* _Task brief_
Every entry needs to be reproduced exactly.

* _Stored dataset items_
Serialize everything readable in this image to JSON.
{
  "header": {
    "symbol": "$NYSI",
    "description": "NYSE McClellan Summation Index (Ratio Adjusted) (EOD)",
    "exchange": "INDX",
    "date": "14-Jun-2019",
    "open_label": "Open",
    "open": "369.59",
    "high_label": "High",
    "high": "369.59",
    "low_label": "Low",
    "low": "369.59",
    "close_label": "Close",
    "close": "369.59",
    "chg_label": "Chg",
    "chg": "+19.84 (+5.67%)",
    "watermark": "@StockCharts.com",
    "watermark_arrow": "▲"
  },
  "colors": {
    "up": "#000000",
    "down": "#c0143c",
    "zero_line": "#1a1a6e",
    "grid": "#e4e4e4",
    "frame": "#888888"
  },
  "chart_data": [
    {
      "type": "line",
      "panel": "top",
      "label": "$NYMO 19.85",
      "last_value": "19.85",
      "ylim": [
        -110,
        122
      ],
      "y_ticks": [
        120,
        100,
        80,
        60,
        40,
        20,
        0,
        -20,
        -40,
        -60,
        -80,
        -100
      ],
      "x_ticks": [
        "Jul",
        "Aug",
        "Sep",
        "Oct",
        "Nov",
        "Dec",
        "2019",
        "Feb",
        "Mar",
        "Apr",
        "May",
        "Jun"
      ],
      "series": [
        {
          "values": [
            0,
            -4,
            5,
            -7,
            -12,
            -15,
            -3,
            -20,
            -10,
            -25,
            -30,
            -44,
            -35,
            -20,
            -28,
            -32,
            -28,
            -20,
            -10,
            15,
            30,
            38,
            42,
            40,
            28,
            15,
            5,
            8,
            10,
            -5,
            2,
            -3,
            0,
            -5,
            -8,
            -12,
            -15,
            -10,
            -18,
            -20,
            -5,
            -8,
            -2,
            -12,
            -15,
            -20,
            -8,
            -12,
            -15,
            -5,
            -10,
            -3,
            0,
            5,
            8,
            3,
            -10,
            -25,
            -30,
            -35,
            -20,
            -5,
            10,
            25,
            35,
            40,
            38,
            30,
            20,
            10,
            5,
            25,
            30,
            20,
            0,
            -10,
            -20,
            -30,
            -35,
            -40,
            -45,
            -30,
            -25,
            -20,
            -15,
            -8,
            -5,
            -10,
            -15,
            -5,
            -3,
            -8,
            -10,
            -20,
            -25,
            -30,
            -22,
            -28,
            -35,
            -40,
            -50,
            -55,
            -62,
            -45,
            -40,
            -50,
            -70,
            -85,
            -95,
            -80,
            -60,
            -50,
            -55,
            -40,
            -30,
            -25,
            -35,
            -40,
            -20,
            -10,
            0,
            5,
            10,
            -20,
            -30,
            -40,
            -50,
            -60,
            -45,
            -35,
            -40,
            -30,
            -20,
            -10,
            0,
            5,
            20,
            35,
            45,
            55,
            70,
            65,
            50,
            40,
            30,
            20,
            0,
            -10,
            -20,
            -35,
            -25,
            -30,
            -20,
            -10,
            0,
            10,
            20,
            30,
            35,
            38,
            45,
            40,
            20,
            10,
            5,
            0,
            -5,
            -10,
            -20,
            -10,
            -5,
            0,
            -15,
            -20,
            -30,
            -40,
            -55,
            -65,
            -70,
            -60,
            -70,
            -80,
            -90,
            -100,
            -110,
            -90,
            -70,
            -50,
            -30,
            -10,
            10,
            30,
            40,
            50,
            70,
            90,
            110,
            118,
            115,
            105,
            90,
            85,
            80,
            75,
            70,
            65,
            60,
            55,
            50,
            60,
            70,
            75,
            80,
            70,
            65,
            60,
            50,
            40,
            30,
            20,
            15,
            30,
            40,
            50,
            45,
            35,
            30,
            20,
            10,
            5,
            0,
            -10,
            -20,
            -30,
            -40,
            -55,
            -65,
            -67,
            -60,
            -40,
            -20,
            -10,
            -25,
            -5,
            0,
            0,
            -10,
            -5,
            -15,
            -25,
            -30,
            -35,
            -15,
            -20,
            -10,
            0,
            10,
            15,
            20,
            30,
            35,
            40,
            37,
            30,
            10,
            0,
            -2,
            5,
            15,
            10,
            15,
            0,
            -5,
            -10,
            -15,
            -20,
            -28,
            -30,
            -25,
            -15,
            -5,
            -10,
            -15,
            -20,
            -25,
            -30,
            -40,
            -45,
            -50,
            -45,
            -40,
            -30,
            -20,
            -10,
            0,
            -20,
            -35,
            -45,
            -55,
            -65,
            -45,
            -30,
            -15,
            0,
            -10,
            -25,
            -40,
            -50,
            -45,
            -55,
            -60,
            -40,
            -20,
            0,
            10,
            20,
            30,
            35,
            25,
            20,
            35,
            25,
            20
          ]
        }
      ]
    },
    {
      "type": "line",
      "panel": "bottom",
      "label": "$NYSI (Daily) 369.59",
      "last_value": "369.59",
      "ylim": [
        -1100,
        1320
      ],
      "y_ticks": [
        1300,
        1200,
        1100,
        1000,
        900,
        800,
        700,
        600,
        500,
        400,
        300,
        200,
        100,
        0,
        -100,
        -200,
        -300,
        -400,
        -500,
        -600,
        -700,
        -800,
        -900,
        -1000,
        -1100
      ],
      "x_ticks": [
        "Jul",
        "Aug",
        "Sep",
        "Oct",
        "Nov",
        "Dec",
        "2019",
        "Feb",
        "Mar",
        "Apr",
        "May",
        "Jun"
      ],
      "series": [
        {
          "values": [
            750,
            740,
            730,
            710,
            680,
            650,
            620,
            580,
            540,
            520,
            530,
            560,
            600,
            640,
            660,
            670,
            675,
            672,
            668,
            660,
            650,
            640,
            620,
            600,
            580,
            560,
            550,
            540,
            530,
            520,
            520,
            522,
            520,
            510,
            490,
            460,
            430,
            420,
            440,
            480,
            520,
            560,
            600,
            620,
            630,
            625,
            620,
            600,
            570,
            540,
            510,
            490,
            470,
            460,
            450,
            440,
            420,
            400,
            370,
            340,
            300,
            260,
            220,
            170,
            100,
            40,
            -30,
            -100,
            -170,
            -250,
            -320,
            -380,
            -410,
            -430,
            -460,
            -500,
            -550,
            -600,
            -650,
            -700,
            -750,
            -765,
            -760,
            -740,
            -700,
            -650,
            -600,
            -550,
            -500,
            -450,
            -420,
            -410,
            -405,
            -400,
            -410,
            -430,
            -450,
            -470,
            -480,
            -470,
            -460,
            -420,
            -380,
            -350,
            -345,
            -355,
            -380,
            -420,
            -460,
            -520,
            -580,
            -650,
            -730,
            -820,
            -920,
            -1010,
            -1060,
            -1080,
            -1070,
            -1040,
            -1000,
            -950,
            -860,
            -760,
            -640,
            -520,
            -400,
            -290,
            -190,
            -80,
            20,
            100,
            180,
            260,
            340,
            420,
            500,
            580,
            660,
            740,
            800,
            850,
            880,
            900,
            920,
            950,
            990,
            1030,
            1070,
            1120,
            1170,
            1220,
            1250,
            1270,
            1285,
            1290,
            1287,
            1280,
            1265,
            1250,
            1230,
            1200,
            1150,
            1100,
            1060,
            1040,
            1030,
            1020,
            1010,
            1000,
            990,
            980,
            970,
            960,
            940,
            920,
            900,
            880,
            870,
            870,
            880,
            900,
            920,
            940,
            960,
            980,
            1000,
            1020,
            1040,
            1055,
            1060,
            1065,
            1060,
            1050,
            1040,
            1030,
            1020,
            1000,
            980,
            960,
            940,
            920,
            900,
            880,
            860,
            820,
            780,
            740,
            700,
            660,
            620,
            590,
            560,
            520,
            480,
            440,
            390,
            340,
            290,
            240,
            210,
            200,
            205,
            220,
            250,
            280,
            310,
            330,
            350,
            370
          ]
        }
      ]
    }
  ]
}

* _Exercise result_
Serialize everything readable in this image to JSON.
{
  "header": {
    "symbol": "$NYSI",
    "description": "NYSE McClellan Summation Index (Ratio Adjusted) (EOD)",
    "exchange": "INDX",
    "date": "14-Jun-2019",
    "open_label": "Open",
    "open": "369.59",
    "high_label": "High",
    "high": "369.59",
    "low_label": "Low",
    "low": "369.59",
    "close_label": "Close",
    "close": "369.59",
    "chg_label": "Chg",
    "chg": "+19.84 (+5.67%)",
    "watermark": "@StockCharts.com",
    "watermark_arrow": "▲"
  },
  "colors": {
    "up": "#000000",
    "down": "#c0143c",
    "zero_line": "#1a1a6e",
    "grid": "#e4e4e4",
    "frame": "#888888"
  },
  "chart_data": [
    {
      "type": "line",
      "panel": "top",
      "label": "$NYMO 19.85",
      "last_value": "19.85",
      "ylim": [
        -110,
        122
      ],
      "y_ticks": [
        120,
        100,
        80,
        60,
        40,
        20,
        0,
        -20,
        -40,
        -60,
        -80,
        -100
      ],
      "x_ticks": [
        "Jul",
        "Aug",
        "Sep",
        "Oct",
        "Nov",
        "Dec",
        "2019",
        "Feb",
        "Mar",
        "Apr",
        "May",
        "Jun"
      ],
      "series": [
        {
          "values": [
            0,
            -4,
            5,
            -7,
            -12,
            -15,
            -3,
            -20,
            -10,
            -25,
            -30,
            -44,
            -35,
            -20,
            -28,
            -32,
            -28,
            -20,
            -10,
            15,
            30,
            38,
            42,
            40,
            28,
            15,
            5,
            8,
            10,
            -5,
            2,
            -3,
            0,
            -5,
            -8,
            -12,
            -15,
            -10,
            -18,
            -20,
            -5,
            -8,
            -2,
            -12,
            -15,
            -20,
            -8,
            -12,
            -15,
            -5,
            -10,
            -3,
            0,
            5,
            8,
            3,
            -10,
            -25,
            -30,
            -35,
            -20,
            -5,
            10,
            25,
            35,
            40,
            38,
            30,
            20,
            10,
            5,
            25,
            30,
            20,
            0,
            -10,
            -20,
            -30,
            -35,
            -40,
            -45,
            -30,
            -25,
            -20,
            -15,
            -8,
            -5,
            -10,
            -15,
            -5,
            -3,
            -8,
            -10,
            -20,
            -25,
            -30,
            -22,
            -28,
            -35,
            -40,
            -50,
            -55,
            -62,
            -45,
            -40,
            -50,
            -70,
            -85,
            -95,
            -80,
            -60,
            -50,
            -55,
            -40,
            -30,
            -25,
            -35,
            -40,
            -20,
            -10,
            0,
            5,
            10,
            -20,
            -30,
            -40,
            -50,
            -60,
            -45,
            -35,
            -40,
            -30,
            -20,
            -10,
            0,
            5,
            20,
            35,
            45,
            55,
            70,
            65,
            50,
            40,
            30,
            20,
            0,
            -10,
            -20,
            -35,
            -25,
            -30,
            -20,
            -10,
            0,
            10,
            20,
            30,
            35,
            38,
            45,
            40,
            20,
            10,
            5,
            0,
            -5,
            -10,
            -20,
            -10,
            -5,
            0,
            -15,
            -20,
            -30,
            -40,
            -55,
            -65,
            -70,
            -60,
            -70,
            -80,
            -90,
            -100,
            -110,
            -90,
            -70,
            -50,
            -30,
            -10,
            10,
            30,
            40,
            50,
            70,
            90,
            110,
            118,
            115,
            105,
            90,
            85,
            80,
            75,
            70,
            65,
            60,
            55,
            50,
            60,
            70,
            75,
            80,
            70,
            65,
            60,
            50,
            40,
            30,
            20,
            15,
            30,
            40,
            50,
            45,
            35,
            30,
            20,
            10,
            5,
            0,
            -10,
            -20,
            -30,
            -40,
            -55,
            -65,
            -67,
            -60,
            -40,
            -20,
            -10,
            -25,
            -5,
            0,
            0,
            -10,
            -5,
            -15,
            -25,
            -30,
            -35,
            -15,
            -20,
            -10,
            0,
            10,
            15,
            20,
            30,
            35,
            40,
            37,
            30,
            10,
            0,
            -2,
            5,
            15,
            10,
            15,
            0,
            -5,
            -10,
            -15,
            -20,
            -28,
            -30,
            -25,
            -15,
            -5,
            -10,
            -15,
            -20,
            -25,
            -30,
            -40,
            -45,
            -50,
            -45,
            -40,
            -30,
            -20,
            -10,
            0,
            -20,
            -35,
            -45,
            -55,
            -65,
            -45,
            -30,
            -15,
            0,
            -10,
            -25,
            -40,
            -50,
            -45,
            -55,
            -60,
            -40,
            -20,
            0,
            10,
            20,
            30,
            35,
            25,
            20,
            35,
            25,
            20
          ]
        }
      ]
    },
    {
      "type": "line",
      "panel": "bottom",
      "label": "$NYSI (Daily) 369.59",
      "last_value": "369.59",
      "ylim": [
        -1100,
        1320
      ],
      "y_ticks": [
        1300,
        1200,
        1100,
        1000,
        900,
        800,
        700,
        600,
        500,
        400,
        300,
        200,
        100,
        0,
        -100,
        -200,
        -300,
        -400,
        -500,
        -600,
        -700,
        -800,
        -900,
        -1000,
        -1100
      ],
      "x_ticks": [
        "Jul",
        "Aug",
        "Sep",
        "Oct",
        "Nov",
        "Dec",
        "2019",
        "Feb",
        "Mar",
        "Apr",
        "May",
        "Jun"
      ],
      "series": [
        {
          "values": [
            750,
            740,
            730,
            710,
            680,
            650,
            620,
            580,
            540,
            520,
            530,
            560,
            600,
            640,
            660,
            670,
            675,
            672,
            668,
            660,
            650,
            640,
            620,
            600,
            580,
            560,
            550,
            540,
            530,
            520,
            520,
            522,
            520,
            510,
            490,
            460,
            430,
            420,
            440,
            480,
            520,
            560,
            600,
            620,
            630,
            625,
            620,
            600,
            570,
            540,
            510,
            490,
            470,
            460,
            450,
            440,
            420,
            400,
            370,
            340,
            300,
            260,
            220,
            170,
            100,
            40,
            -30,
            -100,
            -170,
            -250,
            -320,
            -380,
            -410,
            -430,
            -460,
            -500,
            -550,
            -600,
            -650,
            -700,
            -750,
            -765,
            -760,
            -740,
            -700,
            -650,
            -600,
            -550,
            -500,
            -450,
            -420,
            -410,
            -405,
            -400,
            -410,
            -430,
            -450,
            -470,
            -480,
            -470,
            -460,
            -420,
            -380,
            -350,
            -345,
            -355,
            -380,
            -420,
            -460,
            -520,
            -580,
            -650,
            -730,
            -820,
            -920,
            -1010,
            -1060,
            -1080,
            -1070,
            -1040,
            -1000,
            -950,
            -860,
            -760,
            -640,
            -520,
            -400,
            -290,
            -190,
            -80,
            20,
            100,
            180,
            260,
            340,
            420,
            500,
            580,
            660,
            740,
            800,
            850,
            880,
            900,
            920,
            950,
            990,
            1030,
            1070,
            1120,
            1170,
            1220,
            1250,
            1270,
            1285,
            1290,
            1287,
            1280,
            1265,
            1250,
            1230,
            1200,
            1150,
            1100,
            1060,
            1040,
            1030,
            1020,
            1010,
            1000,
            990,
            980,
            970,
            960,
            940,
            920,
            900,
            880,
            870,
            870,
            880,
            900,
            920,
            940,
            960,
            980,
            1000,
            1020,
            1040,
            1055,
            1060,
            1065,
            1060,
            1050,
            1040,
            1030,
            1020,
            1000,
            980,
            960,
            940,
            920,
            900,
            880,
            860,
            820,
            780,
            740,
            700,
            660,
            620,
            590,
            560,
            520,
            480,
            440,
            390,
            340,
            290,
            240,
            210,
            200,
            205,
            220,
            250,
            280,
            310,
            330,
            350,
            370
          ]
        }
      ]
    }
  ]
}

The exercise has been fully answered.